§ **Exercise requirements**:
All of the records listed below should be retyped exactly.

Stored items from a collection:
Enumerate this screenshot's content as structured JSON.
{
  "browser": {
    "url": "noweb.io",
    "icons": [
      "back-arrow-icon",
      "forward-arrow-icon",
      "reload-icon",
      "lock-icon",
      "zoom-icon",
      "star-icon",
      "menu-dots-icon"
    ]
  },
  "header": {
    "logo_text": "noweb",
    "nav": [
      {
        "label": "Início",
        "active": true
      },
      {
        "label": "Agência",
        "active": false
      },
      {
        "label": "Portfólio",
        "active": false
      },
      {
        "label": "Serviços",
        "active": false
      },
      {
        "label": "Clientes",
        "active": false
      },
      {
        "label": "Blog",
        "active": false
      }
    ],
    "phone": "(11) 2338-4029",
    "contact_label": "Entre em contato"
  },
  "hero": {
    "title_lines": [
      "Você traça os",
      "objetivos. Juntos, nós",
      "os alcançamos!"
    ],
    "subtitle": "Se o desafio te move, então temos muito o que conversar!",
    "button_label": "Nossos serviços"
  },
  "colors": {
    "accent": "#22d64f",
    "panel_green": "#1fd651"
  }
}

§ **Problem solution**:
Enumerate this screenshot's content as structured JSON.
{
  "browser": {
    "url": "noweb.io",
    "icons": [
      "back-arrow-icon",
      "forward-arrow-icon",
      "reload-icon",
      "lock-icon",
      "zoom-icon",
      "star-icon",
      "menu-dots-icon"
    ]
  },
  "header": {
    "logo_text": "noweb",
    "nav": [
      {
        "label": "Início",
        "active": true
      },
      {
        "label": "Agência",
        "active": false
      },
      {
        "label": "Portfólio",
        "active": false
      },
      {
        "label": "Serviços",
        "active": false
      },
      {
        "label": "Clientes",
        "active": false
      },
      {
        "label": "Blog",
        "active": false
      }
    ],
    "phone": "(11) 2338-4029",
    "contact_label": "Entre em contato"
  },
  "hero": {
    "title_lines": [
      "Você traça os",
      "objetivos. Juntos, nós",
      "os alcançamos!"
    ],
    "subtitle": "Se o desafio te move, então temos muito o que conversar!",
    "button_label": "Nossos serviços"
  },
  "colors": {
    "accent": "#22d64f",
    "panel_green": "#1fd651"
  }
}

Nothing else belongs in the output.